Within this material, how many lines have the string "dage" in them? The answer is a number, with nothing added.

— Start Dataset entries —

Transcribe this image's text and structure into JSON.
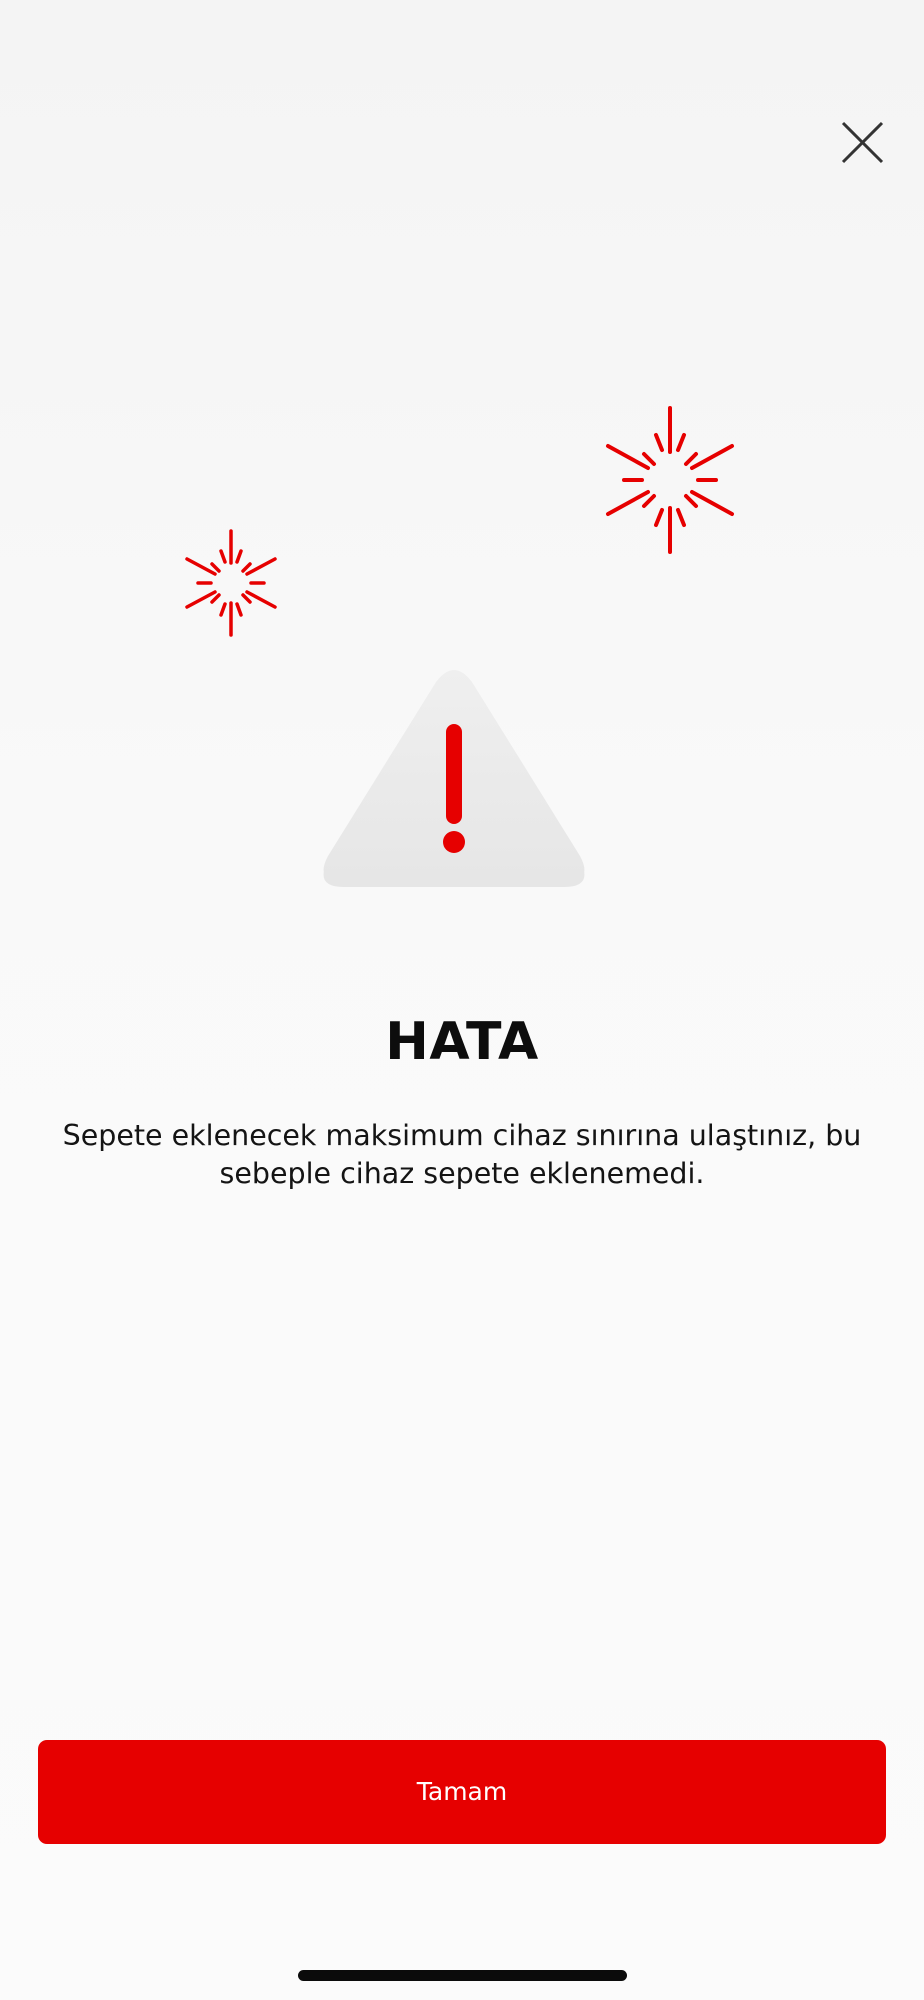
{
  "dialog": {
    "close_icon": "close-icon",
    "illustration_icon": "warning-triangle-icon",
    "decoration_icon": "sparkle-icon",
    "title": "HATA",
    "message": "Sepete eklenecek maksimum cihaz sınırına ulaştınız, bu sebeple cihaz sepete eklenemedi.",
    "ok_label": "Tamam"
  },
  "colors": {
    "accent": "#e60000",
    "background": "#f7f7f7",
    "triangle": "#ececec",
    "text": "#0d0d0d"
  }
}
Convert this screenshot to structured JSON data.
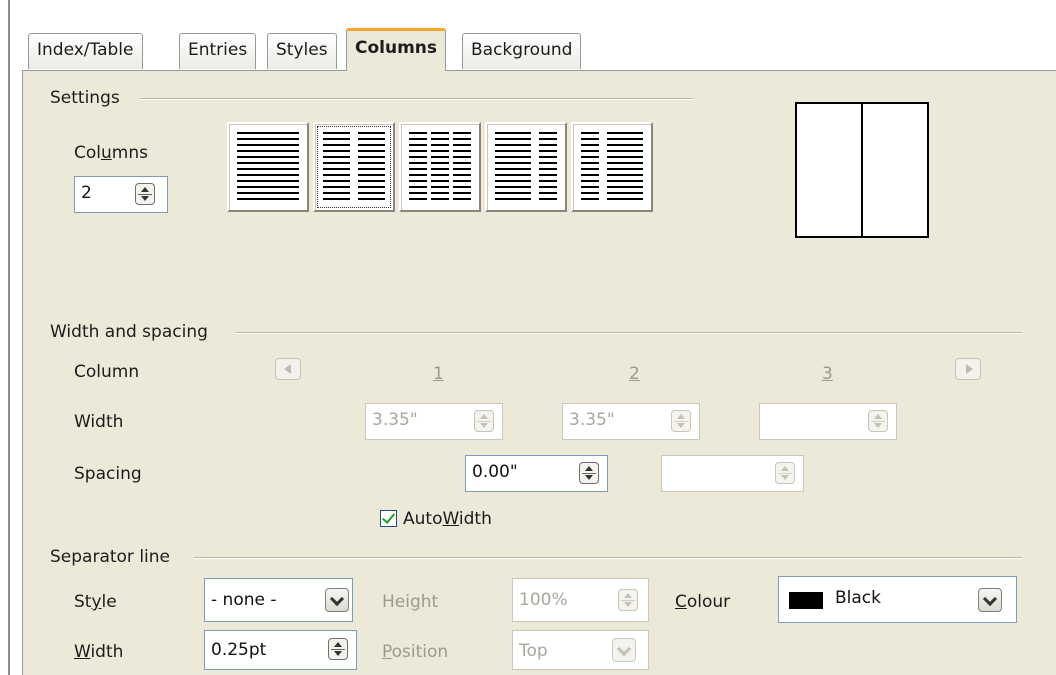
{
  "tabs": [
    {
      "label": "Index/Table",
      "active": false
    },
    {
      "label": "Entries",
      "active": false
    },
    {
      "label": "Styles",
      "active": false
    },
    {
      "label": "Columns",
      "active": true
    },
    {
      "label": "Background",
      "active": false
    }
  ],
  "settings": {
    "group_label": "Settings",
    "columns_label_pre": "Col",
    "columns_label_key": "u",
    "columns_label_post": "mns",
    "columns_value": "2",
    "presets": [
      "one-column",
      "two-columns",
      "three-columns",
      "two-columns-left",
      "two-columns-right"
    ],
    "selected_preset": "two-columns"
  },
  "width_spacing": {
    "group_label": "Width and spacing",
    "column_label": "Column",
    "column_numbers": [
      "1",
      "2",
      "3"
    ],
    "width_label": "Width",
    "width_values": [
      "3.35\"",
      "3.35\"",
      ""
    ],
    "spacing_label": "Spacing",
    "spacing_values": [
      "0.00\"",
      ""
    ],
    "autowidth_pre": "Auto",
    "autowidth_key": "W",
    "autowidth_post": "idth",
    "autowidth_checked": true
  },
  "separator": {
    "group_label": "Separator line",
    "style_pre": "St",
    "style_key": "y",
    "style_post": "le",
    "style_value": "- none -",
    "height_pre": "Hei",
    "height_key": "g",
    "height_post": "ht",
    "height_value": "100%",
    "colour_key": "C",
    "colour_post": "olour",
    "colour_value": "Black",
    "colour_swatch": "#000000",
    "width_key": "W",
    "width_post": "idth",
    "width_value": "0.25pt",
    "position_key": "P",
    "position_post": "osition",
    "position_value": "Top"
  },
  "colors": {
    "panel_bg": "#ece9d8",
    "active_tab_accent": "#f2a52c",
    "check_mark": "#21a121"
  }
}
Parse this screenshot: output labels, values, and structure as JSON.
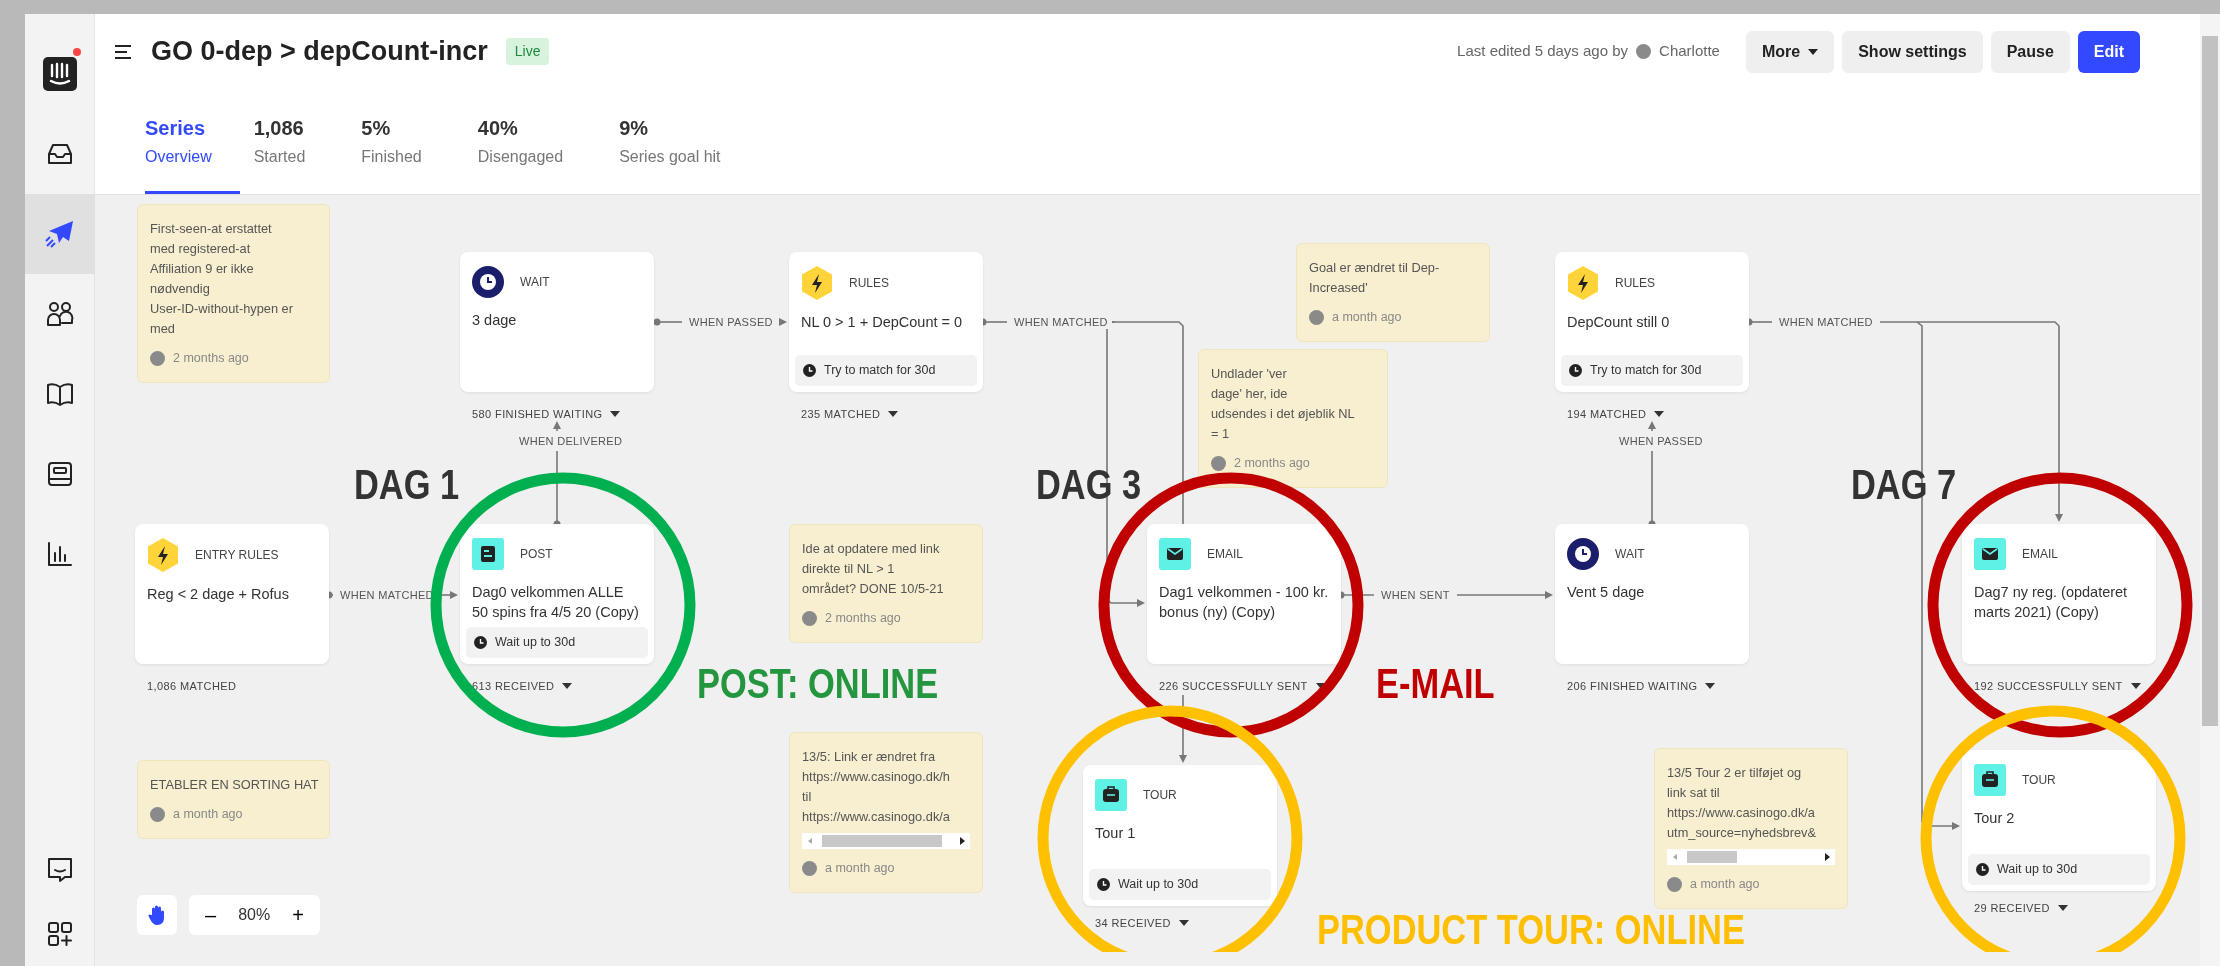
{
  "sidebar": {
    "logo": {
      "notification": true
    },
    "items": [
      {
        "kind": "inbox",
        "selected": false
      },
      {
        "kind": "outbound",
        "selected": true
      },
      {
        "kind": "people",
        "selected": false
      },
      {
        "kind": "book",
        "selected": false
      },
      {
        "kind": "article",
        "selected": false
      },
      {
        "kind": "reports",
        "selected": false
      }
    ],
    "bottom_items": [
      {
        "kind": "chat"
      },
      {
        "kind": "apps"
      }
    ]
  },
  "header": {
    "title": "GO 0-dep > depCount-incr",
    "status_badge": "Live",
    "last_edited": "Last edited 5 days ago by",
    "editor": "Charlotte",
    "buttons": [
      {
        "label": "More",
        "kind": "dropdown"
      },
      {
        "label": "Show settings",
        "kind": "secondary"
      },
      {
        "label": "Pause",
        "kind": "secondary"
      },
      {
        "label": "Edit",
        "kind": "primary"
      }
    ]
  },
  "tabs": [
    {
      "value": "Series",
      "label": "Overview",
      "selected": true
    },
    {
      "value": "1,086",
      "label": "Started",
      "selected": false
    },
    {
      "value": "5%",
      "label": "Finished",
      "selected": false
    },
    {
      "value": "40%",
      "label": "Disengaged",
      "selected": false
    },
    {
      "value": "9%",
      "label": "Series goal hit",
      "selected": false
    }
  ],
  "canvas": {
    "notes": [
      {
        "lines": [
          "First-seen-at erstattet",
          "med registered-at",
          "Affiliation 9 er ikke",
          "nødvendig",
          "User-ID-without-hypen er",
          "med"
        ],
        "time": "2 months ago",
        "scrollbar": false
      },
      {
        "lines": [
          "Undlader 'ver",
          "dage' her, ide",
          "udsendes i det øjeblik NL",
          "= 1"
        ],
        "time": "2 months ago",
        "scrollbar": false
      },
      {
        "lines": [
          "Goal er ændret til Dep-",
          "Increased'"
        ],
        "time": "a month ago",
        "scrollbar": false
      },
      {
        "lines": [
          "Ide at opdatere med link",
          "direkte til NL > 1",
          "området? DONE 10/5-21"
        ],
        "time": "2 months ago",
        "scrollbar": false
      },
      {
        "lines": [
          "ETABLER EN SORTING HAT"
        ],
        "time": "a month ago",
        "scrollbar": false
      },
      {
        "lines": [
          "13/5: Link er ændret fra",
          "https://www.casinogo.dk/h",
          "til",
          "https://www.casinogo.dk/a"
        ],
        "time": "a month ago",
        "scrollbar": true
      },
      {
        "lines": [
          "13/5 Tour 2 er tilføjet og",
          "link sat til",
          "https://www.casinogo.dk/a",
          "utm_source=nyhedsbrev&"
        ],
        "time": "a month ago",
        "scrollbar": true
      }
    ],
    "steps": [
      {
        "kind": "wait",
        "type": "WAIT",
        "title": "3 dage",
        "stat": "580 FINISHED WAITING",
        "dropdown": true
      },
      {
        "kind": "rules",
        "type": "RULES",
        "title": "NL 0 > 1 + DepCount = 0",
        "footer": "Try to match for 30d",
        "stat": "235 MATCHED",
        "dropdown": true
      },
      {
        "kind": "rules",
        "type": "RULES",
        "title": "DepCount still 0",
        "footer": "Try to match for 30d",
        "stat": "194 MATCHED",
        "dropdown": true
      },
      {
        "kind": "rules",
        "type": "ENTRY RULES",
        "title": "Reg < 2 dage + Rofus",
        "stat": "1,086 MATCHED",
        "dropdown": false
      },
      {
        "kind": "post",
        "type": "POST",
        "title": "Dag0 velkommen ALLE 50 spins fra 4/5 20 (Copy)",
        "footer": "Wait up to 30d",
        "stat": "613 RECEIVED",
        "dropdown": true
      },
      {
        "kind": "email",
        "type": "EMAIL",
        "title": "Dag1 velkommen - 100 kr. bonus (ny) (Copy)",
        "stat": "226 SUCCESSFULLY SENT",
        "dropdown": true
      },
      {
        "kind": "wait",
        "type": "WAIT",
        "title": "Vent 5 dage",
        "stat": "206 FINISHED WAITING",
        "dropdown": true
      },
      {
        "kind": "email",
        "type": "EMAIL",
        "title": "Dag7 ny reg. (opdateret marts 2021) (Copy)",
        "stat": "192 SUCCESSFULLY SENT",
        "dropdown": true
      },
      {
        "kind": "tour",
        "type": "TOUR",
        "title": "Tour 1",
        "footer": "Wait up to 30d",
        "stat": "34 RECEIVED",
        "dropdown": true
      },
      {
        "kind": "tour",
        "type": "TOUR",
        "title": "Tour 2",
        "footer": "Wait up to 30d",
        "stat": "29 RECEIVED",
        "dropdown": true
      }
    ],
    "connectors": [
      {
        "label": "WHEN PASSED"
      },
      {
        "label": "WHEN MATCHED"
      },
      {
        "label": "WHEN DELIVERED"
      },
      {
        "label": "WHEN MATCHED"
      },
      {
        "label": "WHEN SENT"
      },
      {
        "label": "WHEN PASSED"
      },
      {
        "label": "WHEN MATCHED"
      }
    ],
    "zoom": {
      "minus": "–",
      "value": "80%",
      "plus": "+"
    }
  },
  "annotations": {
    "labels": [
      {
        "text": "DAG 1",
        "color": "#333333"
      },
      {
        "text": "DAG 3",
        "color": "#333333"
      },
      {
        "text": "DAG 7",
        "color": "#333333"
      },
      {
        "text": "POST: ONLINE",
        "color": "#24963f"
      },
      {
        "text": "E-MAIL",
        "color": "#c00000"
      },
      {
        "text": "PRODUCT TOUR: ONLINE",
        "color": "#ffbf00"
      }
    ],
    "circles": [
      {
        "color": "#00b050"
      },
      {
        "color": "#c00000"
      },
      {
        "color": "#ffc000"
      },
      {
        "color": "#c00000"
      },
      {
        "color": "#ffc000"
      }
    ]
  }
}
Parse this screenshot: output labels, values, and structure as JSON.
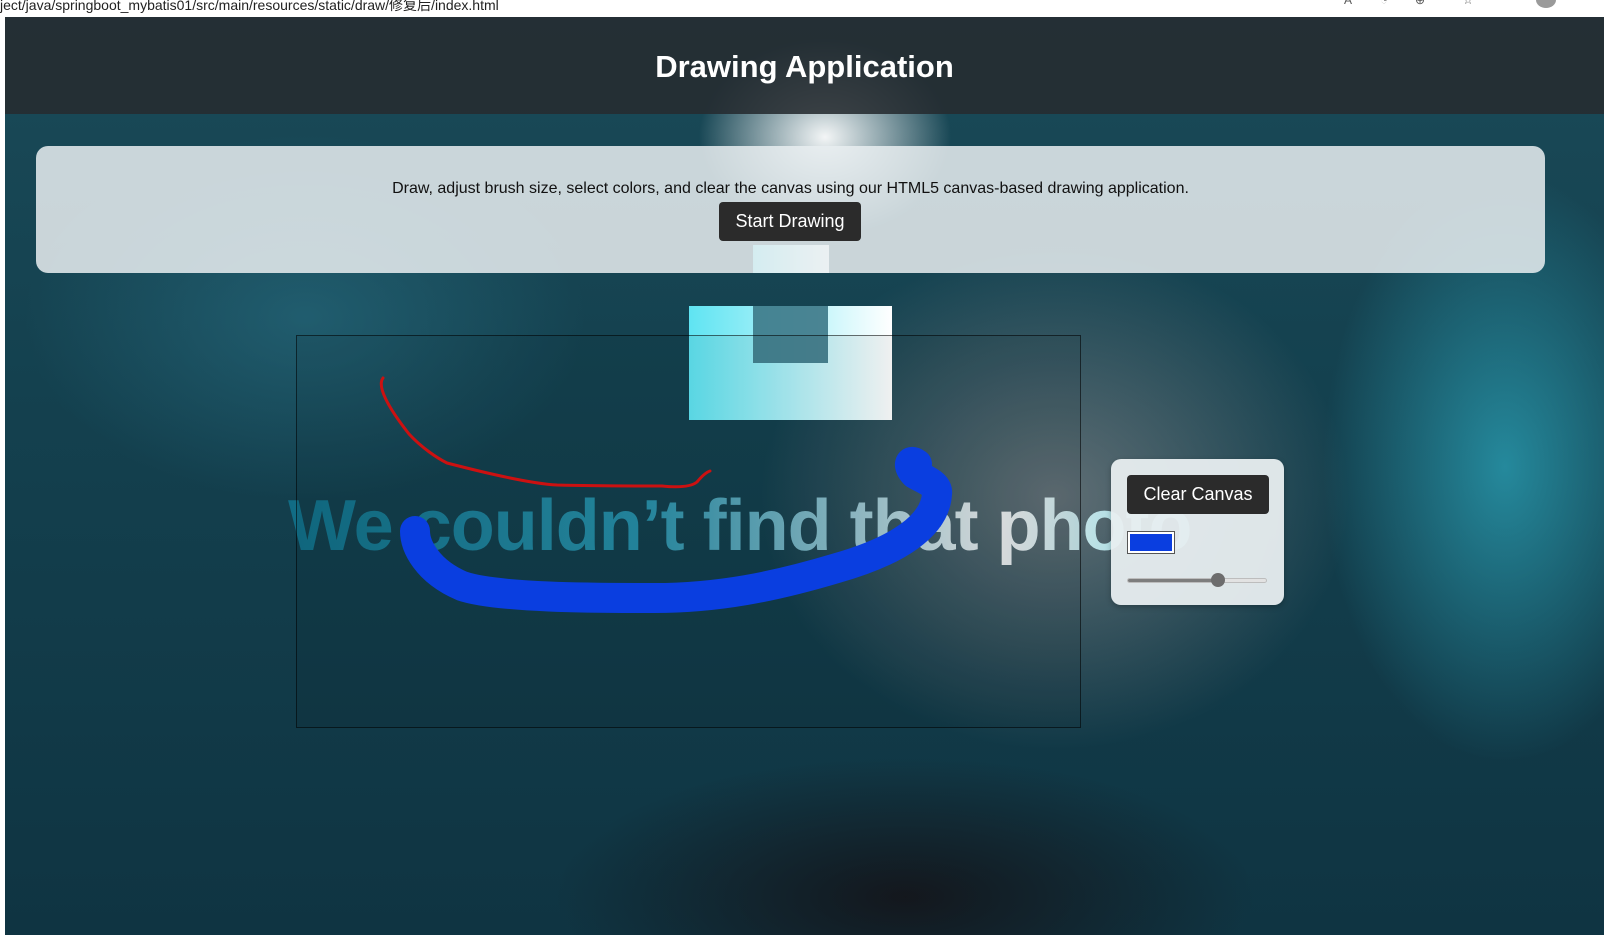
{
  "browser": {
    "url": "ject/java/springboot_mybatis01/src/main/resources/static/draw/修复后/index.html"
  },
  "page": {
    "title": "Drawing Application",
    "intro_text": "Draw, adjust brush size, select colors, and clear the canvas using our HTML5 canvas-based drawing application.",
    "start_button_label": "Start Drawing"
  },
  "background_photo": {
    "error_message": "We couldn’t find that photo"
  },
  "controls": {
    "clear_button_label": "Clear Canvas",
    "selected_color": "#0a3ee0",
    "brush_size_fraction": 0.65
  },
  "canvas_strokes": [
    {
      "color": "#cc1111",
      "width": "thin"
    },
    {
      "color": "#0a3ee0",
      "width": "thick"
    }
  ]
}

— End Dataset entries —

Answer to the exercise: 4